> _課題 1_: 記録の最初から始まり、「bookmark-button[interactable]: 4.7K [898,860,1004,902]」を含む行で終わる部分を書き直してください。「repost-icon」を「retweet-icon」に置き換え、ほかはそのままにします。

> _本文_:
Gallery -睦月-《犬島風景》

《犬島風景》

 

画像をクリックするとモニタのサイズに合わせて全体像が表示されます。

 

 

 

「犬島風景」

今年の干支は戌、動物では犬の出番です。

猫派の私ですが、犬が嫌いというわけではありません。

事実、
大学時代には夏休みの1ヶ月間
「犬の散歩」というバイトをやったこともあります。
賢い1匹の犬に先導させ、残りの2匹の首ひもを左右の手で掴んで、
散歩コースを1周して帰ってくるというのが私の日課でした。
犬たちは散歩も好きですが、
途中で用を足したいという願望もあるので、
私の到着が遅れたりすると大変でした。
「ごめん、ごめん」と謝りながら犬の傍に寄ると、
我慢できずにその場でちびったりするのです。
かわいそうなので以後は決して遅れないようにしたものです。
当然散歩を欠かしたこともありません。

それから学年主任だった時代に、
不登校になっていたあるクラスの生徒を家庭訪問したところ、
玄関を開けたとたんに大きな犬に跳びかかられ、
玄関で押し倒されて、
強引にディープキスをされたという経験もあります(笑)。
母親から“熱烈歓迎”のしるしですよと、申し訳なさそうに謝られましたが、
もちろんただでは転びません。
そのことがきっかけでその生徒とはコミュニケーションが前よりもとれるようになりました。
ペットの行動って、
飼い主の心とつながっているんですよね。

というわけで、
今回は珍しく犬が登場する絵を紹介します。

その名も《犬島風景》です。

この絵はあるコレクターの方からの注文画です。
「我が家の2匹のラブラドールを描いてほしい」というのが依頼内容でした。

早速、遠路はるばるお宅を訪問して、
2匹を撮影させてもらいました。
人間にはなついているものの、
何しろ大きな犬ですから圧迫感はあります。
それでも1時間くらいで色々な写真が撮れ、
資料集めは無事完了しました。

問題はそこからどのような絵にしていくかです。
風景の中に犬を置こうというのは、
当初からの考えでしたが、
場所がなかなか決まりません。
そんな時ふと思い出したのが、
『野外写生』という大学の集中講義で訪れたことのある犬島でした。

ここには廃墟となった銅の精錬工場跡地があり、
煉瓦作りの巨大な煙突がそびえ立つ荒涼とした風景に私は魅了されていました。

> _提供情報_:
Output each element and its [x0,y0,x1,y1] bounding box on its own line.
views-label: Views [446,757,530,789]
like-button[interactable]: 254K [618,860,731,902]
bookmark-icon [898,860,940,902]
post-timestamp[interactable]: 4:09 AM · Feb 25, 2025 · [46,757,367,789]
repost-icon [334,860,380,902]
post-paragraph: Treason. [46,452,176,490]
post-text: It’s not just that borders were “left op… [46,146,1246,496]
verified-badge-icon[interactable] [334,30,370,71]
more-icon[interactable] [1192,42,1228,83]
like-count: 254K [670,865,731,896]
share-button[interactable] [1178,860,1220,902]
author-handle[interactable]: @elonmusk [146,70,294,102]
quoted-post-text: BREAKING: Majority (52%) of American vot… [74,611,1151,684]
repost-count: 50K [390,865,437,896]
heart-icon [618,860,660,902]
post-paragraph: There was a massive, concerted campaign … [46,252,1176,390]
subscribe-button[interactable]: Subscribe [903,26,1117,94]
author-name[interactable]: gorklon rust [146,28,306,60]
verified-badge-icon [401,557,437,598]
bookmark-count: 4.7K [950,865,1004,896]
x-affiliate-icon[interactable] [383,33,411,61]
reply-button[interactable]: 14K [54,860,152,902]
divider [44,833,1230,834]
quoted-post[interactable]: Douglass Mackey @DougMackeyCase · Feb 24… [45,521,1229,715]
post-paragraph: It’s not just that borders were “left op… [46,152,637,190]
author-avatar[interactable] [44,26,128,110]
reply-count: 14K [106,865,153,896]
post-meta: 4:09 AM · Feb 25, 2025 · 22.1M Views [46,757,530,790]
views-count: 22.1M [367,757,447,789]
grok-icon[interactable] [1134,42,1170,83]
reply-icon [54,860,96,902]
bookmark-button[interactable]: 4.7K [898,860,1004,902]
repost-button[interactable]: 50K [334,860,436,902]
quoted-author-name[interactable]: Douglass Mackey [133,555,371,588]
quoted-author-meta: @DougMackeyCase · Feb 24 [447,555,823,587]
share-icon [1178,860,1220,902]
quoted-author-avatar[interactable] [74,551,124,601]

> _課題 2_: 本文の「早速、遠路はるばる」で始まる段落を、大事な点を残して短くまとめてください。

> _解答 1_:
Output each element and its [x0,y0,x1,y1] bounding box on its own line.
views-label: Views [446,757,530,789]
like-button[interactable]: 254K [618,860,731,902]
bookmark-icon [898,860,940,902]
post-timestamp[interactable]: 4:09 AM · Feb 25, 2025 · [46,757,367,789]
retweet-icon [334,860,380,902]
post-paragraph: Treason. [46,452,176,490]
post-text: It’s not just that borders were “left op… [46,146,1246,496]
verified-badge-icon[interactable] [334,30,370,71]
more-icon[interactable] [1192,42,1228,83]
like-count: 254K [670,865,731,896]
share-button[interactable] [1178,860,1220,902]
author-handle[interactable]: @elonmusk [146,70,294,102]
quoted-post-text: BREAKING: Majority (52%) of American vot… [74,611,1151,684]
repost-count: 50K [390,865,437,896]
heart-icon [618,860,660,902]
post-paragraph: There was a massive, concerted campaign … [46,252,1176,390]
subscribe-button[interactable]: Subscribe [903,26,1117,94]
author-name[interactable]: gorklon rust [146,28,306,60]
verified-badge-icon [401,557,437,598]
bookmark-count: 4.7K [950,865,1004,896]
x-affiliate-icon[interactable] [383,33,411,61]
reply-button[interactable]: 14K [54,860,152,902]
divider [44,833,1230,834]
quoted-post[interactable]: Douglass Mackey @DougMackeyCase · Feb 24… [45,521,1229,715]
post-paragraph: It’s not just that borders were “left op… [46,152,637,190]
author-avatar[interactable] [44,26,128,110]
reply-count: 14K [106,865,153,896]
post-meta: 4:09 AM · Feb 25, 2025 · 22.1M Views [46,757,530,790]
views-count: 22.1M [367,757,447,789]
grok-icon[interactable] [1134,42,1170,83]
reply-icon [54,860,96,902]
bookmark-button[interactable]: 4.7K [898,860,1004,902]

> _解答 2_: 遠くにある家を訪ね、2匹を撮影した。大きな犬なので圧迫感はあったが、1時間ほどでいろいろな写真が撮れ、資料集めは無事に終わった。